## Begin Source data

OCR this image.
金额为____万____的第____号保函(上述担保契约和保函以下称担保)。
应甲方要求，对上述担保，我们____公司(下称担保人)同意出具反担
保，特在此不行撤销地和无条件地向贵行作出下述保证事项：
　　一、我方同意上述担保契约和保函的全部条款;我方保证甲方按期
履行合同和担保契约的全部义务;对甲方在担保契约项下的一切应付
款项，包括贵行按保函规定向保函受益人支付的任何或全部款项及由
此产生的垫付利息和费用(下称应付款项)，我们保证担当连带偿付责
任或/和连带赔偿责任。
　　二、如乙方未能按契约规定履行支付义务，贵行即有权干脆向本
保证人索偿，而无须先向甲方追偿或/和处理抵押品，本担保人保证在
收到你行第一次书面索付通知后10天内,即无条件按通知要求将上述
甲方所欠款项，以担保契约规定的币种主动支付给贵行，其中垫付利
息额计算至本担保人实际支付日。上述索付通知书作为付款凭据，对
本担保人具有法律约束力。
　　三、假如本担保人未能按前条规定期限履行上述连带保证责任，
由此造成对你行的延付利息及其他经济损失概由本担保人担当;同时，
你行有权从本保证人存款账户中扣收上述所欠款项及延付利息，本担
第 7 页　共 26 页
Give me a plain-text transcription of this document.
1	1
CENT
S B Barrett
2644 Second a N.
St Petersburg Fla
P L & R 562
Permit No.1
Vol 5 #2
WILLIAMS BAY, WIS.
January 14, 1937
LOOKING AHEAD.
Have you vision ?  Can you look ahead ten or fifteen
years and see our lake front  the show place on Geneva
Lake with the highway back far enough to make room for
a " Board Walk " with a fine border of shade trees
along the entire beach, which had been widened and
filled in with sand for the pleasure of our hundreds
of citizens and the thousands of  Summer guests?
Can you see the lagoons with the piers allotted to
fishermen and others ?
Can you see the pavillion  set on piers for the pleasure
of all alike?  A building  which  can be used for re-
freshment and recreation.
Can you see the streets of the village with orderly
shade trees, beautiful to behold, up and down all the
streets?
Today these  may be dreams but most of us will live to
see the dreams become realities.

## End Source data

- [What needs to be done] Check every line of the data above for the string "trees", and copy those that have it.

- [Solution]
a " Board Walk " with a fine border of shade trees
shade trees, beautiful to behold, up and down all the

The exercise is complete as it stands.